## Set task
Find the lines that hold the word "RHIC" and return them.

***** Given entries *****

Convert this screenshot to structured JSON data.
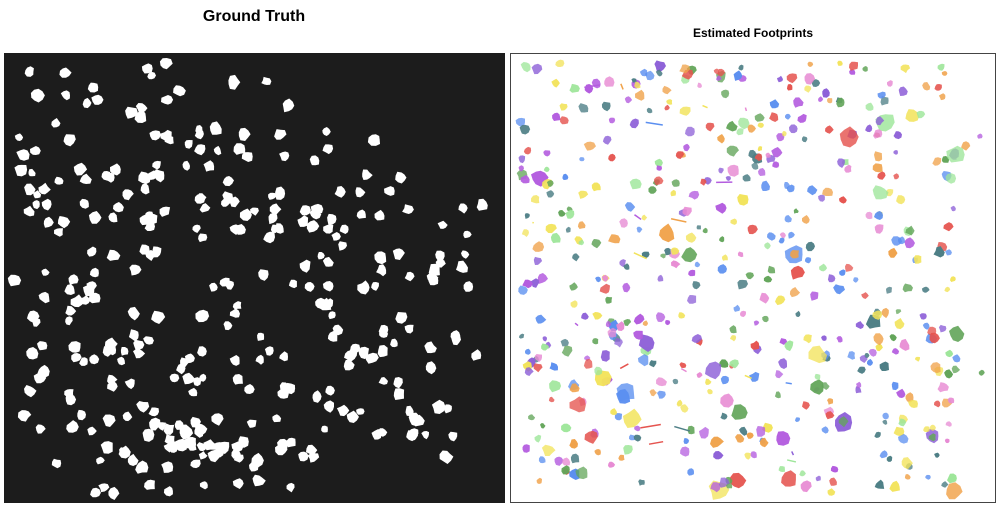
{
  "titles": {
    "left": "Ground Truth",
    "right": "Estimated Footprints"
  },
  "panels": {
    "left": {
      "background": "#1c1c1c",
      "mark_color": "#ffffff",
      "seed": 7,
      "count": 340
    },
    "right": {
      "background": "#ffffff",
      "border": "#444444",
      "seed": 19,
      "count": 520,
      "palette": [
        "#5b8ff0",
        "#b45ddf",
        "#9ee69a",
        "#f2e35a",
        "#e5544f",
        "#f0a24a",
        "#4e7f86",
        "#63a55a",
        "#e78ad3",
        "#8e61d8"
      ]
    }
  }
}
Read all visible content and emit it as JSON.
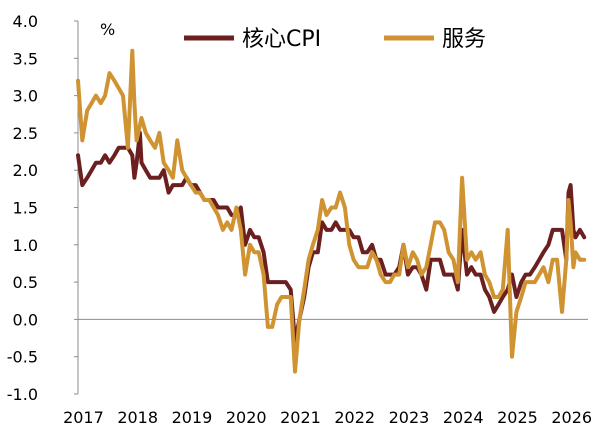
{
  "chart_data": {
    "type": "line",
    "title": "",
    "xlabel": "",
    "ylabel": "",
    "unit_label": "%",
    "xlim": [
      2017.0,
      2026.4
    ],
    "ylim": [
      -1.0,
      4.0
    ],
    "y_ticks": [
      -1.0,
      -0.5,
      0.0,
      0.5,
      1.0,
      1.5,
      2.0,
      2.5,
      3.0,
      3.5,
      4.0
    ],
    "y_tick_labels": [
      "-1.0",
      "-0.5",
      "0.0",
      "0.5",
      "1.0",
      "1.5",
      "2.0",
      "2.5",
      "3.0",
      "3.5",
      "4.0"
    ],
    "x_ticks": [
      2017,
      2018,
      2019,
      2020,
      2021,
      2022,
      2023,
      2024,
      2025,
      2026
    ],
    "x_tick_labels": [
      "2017",
      "2018",
      "2019",
      "2020",
      "2021",
      "2022",
      "2023",
      "2024",
      "2025",
      "2026"
    ],
    "grid": false,
    "legend_position": "top",
    "series": [
      {
        "name": "核心CPI",
        "color": "#6b1f1f",
        "points": [
          [
            2017.0,
            2.2
          ],
          [
            2017.08,
            1.8
          ],
          [
            2017.17,
            1.9
          ],
          [
            2017.25,
            2.0
          ],
          [
            2017.33,
            2.1
          ],
          [
            2017.42,
            2.1
          ],
          [
            2017.5,
            2.2
          ],
          [
            2017.58,
            2.1
          ],
          [
            2017.67,
            2.2
          ],
          [
            2017.75,
            2.3
          ],
          [
            2017.83,
            2.3
          ],
          [
            2017.92,
            2.3
          ],
          [
            2018.0,
            2.2
          ],
          [
            2018.04,
            1.9
          ],
          [
            2018.08,
            2.1
          ],
          [
            2018.14,
            2.5
          ],
          [
            2018.17,
            2.1
          ],
          [
            2018.25,
            2.0
          ],
          [
            2018.33,
            1.9
          ],
          [
            2018.42,
            1.9
          ],
          [
            2018.5,
            1.9
          ],
          [
            2018.58,
            2.0
          ],
          [
            2018.67,
            1.7
          ],
          [
            2018.75,
            1.8
          ],
          [
            2018.83,
            1.8
          ],
          [
            2018.92,
            1.8
          ],
          [
            2019.0,
            1.9
          ],
          [
            2019.08,
            1.8
          ],
          [
            2019.17,
            1.8
          ],
          [
            2019.25,
            1.7
          ],
          [
            2019.33,
            1.6
          ],
          [
            2019.42,
            1.6
          ],
          [
            2019.5,
            1.6
          ],
          [
            2019.58,
            1.5
          ],
          [
            2019.67,
            1.5
          ],
          [
            2019.75,
            1.5
          ],
          [
            2019.83,
            1.4
          ],
          [
            2019.92,
            1.4
          ],
          [
            2020.0,
            1.5
          ],
          [
            2020.08,
            1.0
          ],
          [
            2020.17,
            1.2
          ],
          [
            2020.25,
            1.1
          ],
          [
            2020.33,
            1.1
          ],
          [
            2020.42,
            0.9
          ],
          [
            2020.5,
            0.5
          ],
          [
            2020.58,
            0.5
          ],
          [
            2020.67,
            0.5
          ],
          [
            2020.75,
            0.5
          ],
          [
            2020.83,
            0.5
          ],
          [
            2020.92,
            0.4
          ],
          [
            2021.0,
            -0.3
          ],
          [
            2021.08,
            0.0
          ],
          [
            2021.17,
            0.3
          ],
          [
            2021.25,
            0.7
          ],
          [
            2021.33,
            0.9
          ],
          [
            2021.42,
            0.9
          ],
          [
            2021.5,
            1.3
          ],
          [
            2021.58,
            1.2
          ],
          [
            2021.67,
            1.2
          ],
          [
            2021.75,
            1.3
          ],
          [
            2021.83,
            1.2
          ],
          [
            2021.92,
            1.2
          ],
          [
            2022.0,
            1.2
          ],
          [
            2022.08,
            1.1
          ],
          [
            2022.17,
            1.1
          ],
          [
            2022.25,
            0.9
          ],
          [
            2022.33,
            0.9
          ],
          [
            2022.42,
            1.0
          ],
          [
            2022.5,
            0.8
          ],
          [
            2022.58,
            0.8
          ],
          [
            2022.67,
            0.6
          ],
          [
            2022.75,
            0.6
          ],
          [
            2022.83,
            0.6
          ],
          [
            2022.92,
            0.7
          ],
          [
            2023.0,
            1.0
          ],
          [
            2023.08,
            0.6
          ],
          [
            2023.17,
            0.7
          ],
          [
            2023.25,
            0.7
          ],
          [
            2023.33,
            0.6
          ],
          [
            2023.42,
            0.4
          ],
          [
            2023.5,
            0.8
          ],
          [
            2023.58,
            0.8
          ],
          [
            2023.67,
            0.8
          ],
          [
            2023.75,
            0.6
          ],
          [
            2023.83,
            0.6
          ],
          [
            2023.92,
            0.6
          ],
          [
            2024.0,
            0.4
          ],
          [
            2024.08,
            1.2
          ],
          [
            2024.17,
            0.6
          ],
          [
            2024.25,
            0.7
          ],
          [
            2024.33,
            0.6
          ],
          [
            2024.42,
            0.6
          ],
          [
            2024.5,
            0.4
          ],
          [
            2024.58,
            0.3
          ],
          [
            2024.67,
            0.1
          ],
          [
            2024.75,
            0.2
          ],
          [
            2024.83,
            0.3
          ],
          [
            2024.92,
            0.4
          ],
          [
            2025.0,
            0.6
          ],
          [
            2025.08,
            0.3
          ],
          [
            2025.17,
            0.5
          ],
          [
            2025.25,
            0.6
          ],
          [
            2025.33,
            0.6
          ],
          [
            2025.42,
            0.7
          ],
          [
            2025.5,
            0.8
          ],
          [
            2025.58,
            0.9
          ],
          [
            2025.67,
            1.0
          ],
          [
            2025.75,
            1.2
          ],
          [
            2025.83,
            1.2
          ],
          [
            2025.92,
            1.2
          ],
          [
            2026.0,
            0.8
          ],
          [
            2026.04,
            1.7
          ],
          [
            2026.08,
            1.8
          ],
          [
            2026.13,
            1.2
          ],
          [
            2026.17,
            1.1
          ],
          [
            2026.25,
            1.2
          ],
          [
            2026.33,
            1.1
          ]
        ]
      },
      {
        "name": "服务",
        "color": "#d09332",
        "points": [
          [
            2017.0,
            3.2
          ],
          [
            2017.08,
            2.4
          ],
          [
            2017.17,
            2.8
          ],
          [
            2017.25,
            2.9
          ],
          [
            2017.33,
            3.0
          ],
          [
            2017.42,
            2.9
          ],
          [
            2017.5,
            3.0
          ],
          [
            2017.58,
            3.3
          ],
          [
            2017.67,
            3.2
          ],
          [
            2017.75,
            3.1
          ],
          [
            2017.83,
            3.0
          ],
          [
            2017.92,
            2.3
          ],
          [
            2018.0,
            3.6
          ],
          [
            2018.04,
            2.9
          ],
          [
            2018.08,
            2.4
          ],
          [
            2018.17,
            2.7
          ],
          [
            2018.25,
            2.5
          ],
          [
            2018.33,
            2.4
          ],
          [
            2018.42,
            2.3
          ],
          [
            2018.5,
            2.5
          ],
          [
            2018.58,
            2.1
          ],
          [
            2018.67,
            2.0
          ],
          [
            2018.75,
            1.9
          ],
          [
            2018.83,
            2.4
          ],
          [
            2018.92,
            2.0
          ],
          [
            2019.0,
            1.9
          ],
          [
            2019.08,
            1.8
          ],
          [
            2019.17,
            1.7
          ],
          [
            2019.25,
            1.7
          ],
          [
            2019.33,
            1.6
          ],
          [
            2019.42,
            1.6
          ],
          [
            2019.5,
            1.5
          ],
          [
            2019.58,
            1.4
          ],
          [
            2019.67,
            1.2
          ],
          [
            2019.75,
            1.3
          ],
          [
            2019.83,
            1.2
          ],
          [
            2019.92,
            1.5
          ],
          [
            2020.0,
            1.2
          ],
          [
            2020.08,
            0.6
          ],
          [
            2020.17,
            1.0
          ],
          [
            2020.25,
            0.9
          ],
          [
            2020.33,
            0.9
          ],
          [
            2020.42,
            0.6
          ],
          [
            2020.5,
            -0.1
          ],
          [
            2020.58,
            -0.1
          ],
          [
            2020.67,
            0.2
          ],
          [
            2020.75,
            0.3
          ],
          [
            2020.83,
            0.3
          ],
          [
            2020.92,
            0.3
          ],
          [
            2021.0,
            -0.7
          ],
          [
            2021.08,
            0.0
          ],
          [
            2021.17,
            0.4
          ],
          [
            2021.25,
            0.8
          ],
          [
            2021.33,
            1.0
          ],
          [
            2021.42,
            1.2
          ],
          [
            2021.5,
            1.6
          ],
          [
            2021.58,
            1.4
          ],
          [
            2021.67,
            1.5
          ],
          [
            2021.75,
            1.5
          ],
          [
            2021.83,
            1.7
          ],
          [
            2021.92,
            1.5
          ],
          [
            2022.0,
            1.0
          ],
          [
            2022.08,
            0.8
          ],
          [
            2022.17,
            0.7
          ],
          [
            2022.25,
            0.7
          ],
          [
            2022.33,
            0.7
          ],
          [
            2022.42,
            0.9
          ],
          [
            2022.5,
            0.8
          ],
          [
            2022.58,
            0.6
          ],
          [
            2022.67,
            0.5
          ],
          [
            2022.75,
            0.5
          ],
          [
            2022.83,
            0.6
          ],
          [
            2022.92,
            0.6
          ],
          [
            2023.0,
            1.0
          ],
          [
            2023.08,
            0.7
          ],
          [
            2023.17,
            0.9
          ],
          [
            2023.25,
            0.8
          ],
          [
            2023.33,
            0.6
          ],
          [
            2023.42,
            0.7
          ],
          [
            2023.5,
            1.0
          ],
          [
            2023.58,
            1.3
          ],
          [
            2023.67,
            1.3
          ],
          [
            2023.75,
            1.2
          ],
          [
            2023.83,
            0.9
          ],
          [
            2023.92,
            0.8
          ],
          [
            2024.0,
            0.5
          ],
          [
            2024.08,
            1.9
          ],
          [
            2024.17,
            0.8
          ],
          [
            2024.25,
            0.9
          ],
          [
            2024.33,
            0.8
          ],
          [
            2024.42,
            0.9
          ],
          [
            2024.5,
            0.6
          ],
          [
            2024.58,
            0.5
          ],
          [
            2024.67,
            0.3
          ],
          [
            2024.75,
            0.3
          ],
          [
            2024.83,
            0.4
          ],
          [
            2024.92,
            1.2
          ],
          [
            2025.0,
            -0.5
          ],
          [
            2025.08,
            0.1
          ],
          [
            2025.17,
            0.3
          ],
          [
            2025.25,
            0.5
          ],
          [
            2025.33,
            0.5
          ],
          [
            2025.42,
            0.5
          ],
          [
            2025.5,
            0.6
          ],
          [
            2025.58,
            0.7
          ],
          [
            2025.67,
            0.5
          ],
          [
            2025.75,
            0.8
          ],
          [
            2025.83,
            0.8
          ],
          [
            2025.92,
            0.1
          ],
          [
            2026.0,
            0.8
          ],
          [
            2026.04,
            1.6
          ],
          [
            2026.08,
            1.3
          ],
          [
            2026.13,
            0.7
          ],
          [
            2026.17,
            0.9
          ],
          [
            2026.25,
            0.8
          ],
          [
            2026.33,
            0.8
          ]
        ]
      }
    ]
  }
}
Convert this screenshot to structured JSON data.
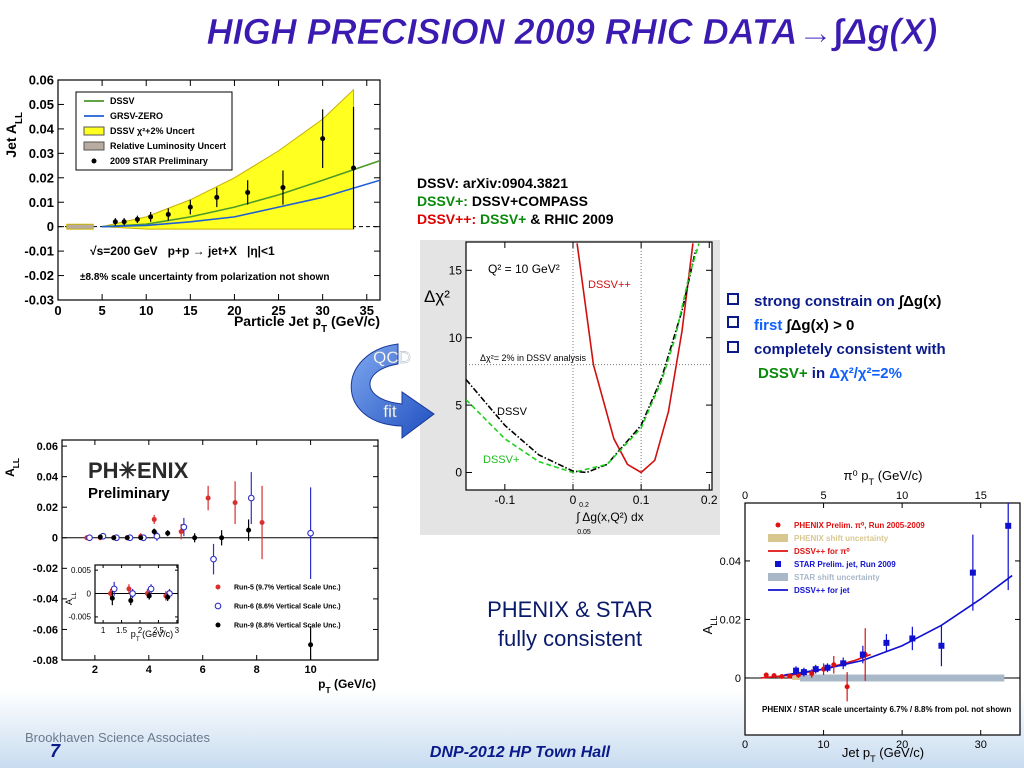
{
  "slide": {
    "title": "HIGH PRECISION 2009 RHIC DATA→∫Δg(X)",
    "notes": [
      [
        "DSSV: arXiv:0904.3821"
      ],
      [
        "DSSV+:",
        "DSSV+COMPASS"
      ],
      [
        "DSSV++:",
        "DSSV+",
        "& RHIC 2009"
      ]
    ],
    "bullets": [
      [
        "strong constrain on",
        "∫Δg(x)"
      ],
      [
        "first",
        "∫Δg(x) > 0"
      ],
      [
        "completely consistent with"
      ],
      [
        "DSSV+",
        "in",
        "Δχ²/χ²=2%"
      ]
    ],
    "arrow": [
      "QCD",
      "fit"
    ],
    "conclusion": [
      "PHENIX & STAR",
      "fully consistent"
    ],
    "footer": {
      "org": "Brookhaven Science Associates",
      "page": "7",
      "event": "DNP-2012 HP Town Hall"
    }
  },
  "chart_data": [
    {
      "type": "line",
      "ylabel": [
        "Jet A",
        "LL"
      ],
      "xlabel": [
        "Particle Jet p",
        "T",
        " (GeV/c)"
      ],
      "xlim": [
        0,
        36.5
      ],
      "ylim": [
        -0.03,
        0.06
      ],
      "xticks": [
        0,
        5,
        10,
        15,
        20,
        25,
        30,
        35
      ],
      "yticks": [
        -0.03,
        -0.02,
        -0.01,
        0,
        0.01,
        0.02,
        0.03,
        0.04,
        0.05,
        0.06
      ],
      "zero_line": true,
      "legend": "upper left",
      "annotations": [
        "√s=200 GeV   p+p → jet+X   |η|<1",
        "±8.8% scale uncertainty from polarization not shown"
      ],
      "series": [
        {
          "name": "DSSV",
          "style": "line",
          "color": "#4c9a2a",
          "x": [
            5,
            10,
            15,
            20,
            25,
            30,
            36.5
          ],
          "values": [
            0,
            0.001,
            0.004,
            0.008,
            0.013,
            0.019,
            0.027
          ]
        },
        {
          "name": "GRSV-ZERO",
          "style": "line",
          "color": "#1f5fd6",
          "x": [
            5,
            10,
            15,
            20,
            25,
            30,
            36.5
          ],
          "values": [
            0,
            0.0005,
            0.002,
            0.004,
            0.008,
            0.012,
            0.019
          ]
        },
        {
          "name": "DSSV χ²+2% Uncert",
          "style": "band",
          "color": "#ffff20",
          "x": [
            5,
            10,
            15,
            20,
            25,
            30,
            33.5
          ],
          "upper": [
            0,
            0.004,
            0.011,
            0.02,
            0.031,
            0.044,
            0.056
          ],
          "lower": [
            0,
            -0.001,
            -0.001,
            -0.001,
            -0.001,
            -0.001,
            -0.001
          ]
        },
        {
          "name": "Relative Luminosity Uncert",
          "style": "band",
          "color": "#b8aca0",
          "x": [
            1,
            4
          ],
          "upper": [
            0.001,
            0.001
          ],
          "lower": [
            -0.001,
            -0.001
          ]
        },
        {
          "name": "2009 STAR Preliminary",
          "style": "points",
          "marker": "circle",
          "color": "#000000",
          "x": [
            6.5,
            7.5,
            9,
            10.5,
            12.5,
            15,
            18,
            21.5,
            25.5,
            30,
            33.5
          ],
          "values": [
            0.002,
            0.002,
            0.003,
            0.004,
            0.005,
            0.008,
            0.012,
            0.014,
            0.016,
            0.036,
            0.024
          ],
          "errors": [
            0.0015,
            0.0015,
            0.0015,
            0.002,
            0.0025,
            0.003,
            0.004,
            0.005,
            0.007,
            0.012,
            0.025
          ]
        }
      ]
    },
    {
      "type": "line",
      "ylabel": "Δχ²",
      "xlabel": "∫ Δg(x,Q²) dx",
      "xlabel_limits": [
        "0.05",
        "0.2"
      ],
      "xlim": [
        -0.157,
        0.204
      ],
      "ylim": [
        -1.3,
        17.1
      ],
      "xticks": [
        -0.1,
        0,
        0.1,
        0.2
      ],
      "yticks": [
        0,
        5,
        10,
        15
      ],
      "hlines": [
        8
      ],
      "vlines": [
        0,
        0.1
      ],
      "annotations": [
        "Q² = 10 GeV²",
        "Δχ²= 2% in DSSV analysis"
      ],
      "series": [
        {
          "name": "DSSV++",
          "style": "line",
          "color": "#d01010",
          "x": [
            0.006,
            0.03,
            0.06,
            0.08,
            0.1,
            0.12,
            0.14,
            0.16,
            0.176
          ],
          "values": [
            17,
            8,
            2.5,
            0.6,
            0,
            0.9,
            4.5,
            10.5,
            17
          ]
        },
        {
          "name": "DSSV",
          "style": "line",
          "dash": "dashdot",
          "color": "#000000",
          "x": [
            -0.157,
            -0.1,
            -0.05,
            0,
            0.02,
            0.05,
            0.1,
            0.13,
            0.16,
            0.18
          ],
          "values": [
            6.9,
            3.5,
            1.3,
            0.1,
            0,
            0.6,
            3.5,
            7,
            12,
            16.5
          ]
        },
        {
          "name": "DSSV+",
          "style": "line",
          "dash": "dashed",
          "color": "#20d020",
          "x": [
            -0.157,
            -0.1,
            -0.05,
            0,
            0.05,
            0.1,
            0.13,
            0.15,
            0.17,
            0.185
          ],
          "values": [
            5.4,
            2.5,
            0.8,
            0,
            0.6,
            3.3,
            6.8,
            10,
            14.5,
            17
          ]
        }
      ]
    },
    {
      "type": "scatter",
      "ylabel": [
        "A",
        "LL"
      ],
      "xlabel": [
        "p",
        "T",
        " (GeV/c)"
      ],
      "xlim": [
        0.78,
        12.5
      ],
      "ylim": [
        -0.08,
        0.064
      ],
      "xticks": [
        2,
        4,
        6,
        8,
        10
      ],
      "yticks": [
        -0.08,
        -0.06,
        -0.04,
        -0.02,
        0,
        0.02,
        0.04,
        0.06
      ],
      "zero_line": true,
      "legend": "lower right",
      "annotations": [
        "PH✳ENIX",
        "Preliminary"
      ],
      "series": [
        {
          "name": "Run-5 (9.7% Vertical Scale Unc.)",
          "style": "points",
          "marker": "circle",
          "color": "#d83030",
          "x": [
            1.7,
            2.2,
            2.7,
            3.2,
            3.7,
            4.2,
            5.2,
            6.2,
            7.2,
            8.2
          ],
          "values": [
            0,
            0,
            0,
            0,
            0.001,
            0.012,
            0.004,
            0.026,
            0.023,
            0.01
          ],
          "errors": [
            0.0005,
            0.0008,
            0.001,
            0.001,
            0.002,
            0.003,
            0.005,
            0.008,
            0.014,
            0.024
          ]
        },
        {
          "name": "Run-6 (8.6% Vertical Scale Unc.)",
          "style": "points",
          "marker": "open-circle",
          "color": "#3030c8",
          "x": [
            1.8,
            2.3,
            2.8,
            3.3,
            3.8,
            4.3,
            5.3,
            6.4,
            7.8,
            10
          ],
          "values": [
            0,
            0.001,
            0,
            0,
            0,
            0.001,
            0.007,
            -0.014,
            0.026,
            0.003
          ],
          "errors": [
            0.001,
            0.001,
            0.001,
            0.001,
            0.002,
            0.003,
            0.006,
            0.01,
            0.017,
            0.03
          ]
        },
        {
          "name": "Run-9 (8.8% Vertical Scale Unc.)",
          "style": "points",
          "marker": "circle",
          "color": "#000000",
          "x": [
            2.2,
            2.7,
            3.2,
            3.7,
            4.2,
            4.7,
            5.7,
            6.7,
            7.7,
            10
          ],
          "values": [
            0.0005,
            0,
            0,
            0,
            0.004,
            0.003,
            0,
            0,
            0.005,
            -0.07
          ],
          "errors": [
            0.001,
            0.001,
            0.001,
            0.001,
            0.002,
            0.002,
            0.003,
            0.005,
            0.007,
            0.012
          ]
        }
      ]
    },
    {
      "type": "scatter",
      "ylabel": [
        "A",
        "LL"
      ],
      "xlabel": [
        "p",
        "T",
        " (GeV/c)"
      ],
      "xlim": [
        0.78,
        3.03
      ],
      "ylim": [
        -0.0063,
        0.0061
      ],
      "xticks": [
        1,
        1.5,
        2,
        2.5,
        3
      ],
      "yticks": [
        -0.005,
        0,
        0.005
      ],
      "zero_line": true,
      "series": [
        {
          "style": "points",
          "marker": "circle",
          "color": "#d83030",
          "x": [
            1.2,
            1.7,
            2.2,
            2.7
          ],
          "values": [
            0,
            0.001,
            0,
            -0.0005
          ],
          "errors": [
            0.001,
            0.001,
            0.001,
            0.001
          ]
        },
        {
          "style": "points",
          "marker": "open-circle",
          "color": "#3030c8",
          "x": [
            1.3,
            1.8,
            2.3,
            2.8
          ],
          "values": [
            0.001,
            0,
            0.001,
            0
          ],
          "errors": [
            0.0015,
            0.001,
            0.001,
            0.001
          ]
        },
        {
          "style": "points",
          "marker": "circle",
          "color": "#000000",
          "x": [
            1.25,
            1.75,
            2.25,
            2.75
          ],
          "values": [
            -0.001,
            -0.0015,
            -0.0005,
            -0.0008
          ],
          "errors": [
            0.0015,
            0.001,
            0.0008,
            0.0008
          ]
        }
      ]
    },
    {
      "type": "scatter",
      "ylabel": [
        "A",
        "LL"
      ],
      "xlabel": [
        "Jet p",
        "T",
        " (GeV/c)"
      ],
      "x2label": [
        "π⁰ p",
        "T",
        " (GeV/c)"
      ],
      "xlim": [
        0,
        35
      ],
      "x2lim": [
        0,
        17.5
      ],
      "ylim": [
        -0.0195,
        0.0598
      ],
      "xticks": [
        0,
        10,
        20,
        30
      ],
      "x2ticks": [
        0,
        5,
        10,
        15
      ],
      "yticks": [
        0,
        0.02,
        0.04
      ],
      "zero_line": true,
      "legend": "upper left",
      "annotations": [
        "PHENIX / STAR scale uncertainty 6.7% / 8.8% from pol. not shown"
      ],
      "series": [
        {
          "name": "PHENIX Prelim. π⁰, Run 2005-2009",
          "style": "points",
          "marker": "circle",
          "axis": "x2",
          "color": "#e01010",
          "x": [
            1.35,
            1.85,
            2.35,
            2.85,
            3.4,
            4.25,
            5,
            5.65,
            6.5,
            7.65
          ],
          "values": [
            0.001,
            0.0008,
            0.0005,
            0.0006,
            0.001,
            0.0015,
            0.003,
            0.0045,
            -0.003,
            0.008
          ],
          "errors": [
            0.0005,
            0.0005,
            0.0006,
            0.0007,
            0.001,
            0.0015,
            0.002,
            0.003,
            0.005,
            0.009
          ]
        },
        {
          "name": "PHENIX shift uncertainty",
          "style": "band",
          "axis": "x2",
          "color": "#d8c890",
          "x": [
            3,
            8
          ],
          "upper": [
            0.0007,
            0.0007
          ],
          "lower": [
            -0.0007,
            -0.0007
          ]
        },
        {
          "name": "DSSV++ for π⁰",
          "style": "line",
          "axis": "x2",
          "color": "#e01010",
          "x": [
            1,
            3,
            5,
            7,
            8
          ],
          "values": [
            0,
            0.001,
            0.003,
            0.006,
            0.008
          ]
        },
        {
          "name": "STAR Prelim. jet, Run 2009",
          "style": "points",
          "marker": "square",
          "color": "#1010d0",
          "x": [
            6.5,
            7.5,
            9,
            10.5,
            12.5,
            15,
            18,
            21.3,
            25,
            29,
            33.5
          ],
          "values": [
            0.0025,
            0.002,
            0.003,
            0.0035,
            0.005,
            0.008,
            0.012,
            0.0135,
            0.011,
            0.036,
            0.052
          ],
          "errors": [
            0.0015,
            0.0015,
            0.0015,
            0.0015,
            0.002,
            0.003,
            0.003,
            0.004,
            0.007,
            0.013,
            0.022
          ]
        },
        {
          "name": "STAR shift uncertainty",
          "style": "band",
          "color": "#a8b8c8",
          "x": [
            7,
            33
          ],
          "upper": [
            0.0012,
            0.0012
          ],
          "lower": [
            -0.0012,
            -0.0012
          ]
        },
        {
          "name": "DSSV++ for jet",
          "style": "line",
          "color": "#1010d0",
          "x": [
            5,
            10,
            15,
            20,
            25,
            30,
            34
          ],
          "values": [
            0.001,
            0.003,
            0.006,
            0.011,
            0.018,
            0.027,
            0.035
          ]
        }
      ]
    }
  ]
}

*****

## Right answer
    "title": "HIGH PRECISION 2009 RHIC DATA→∫Δg(X)",
        "& RHIC 2009"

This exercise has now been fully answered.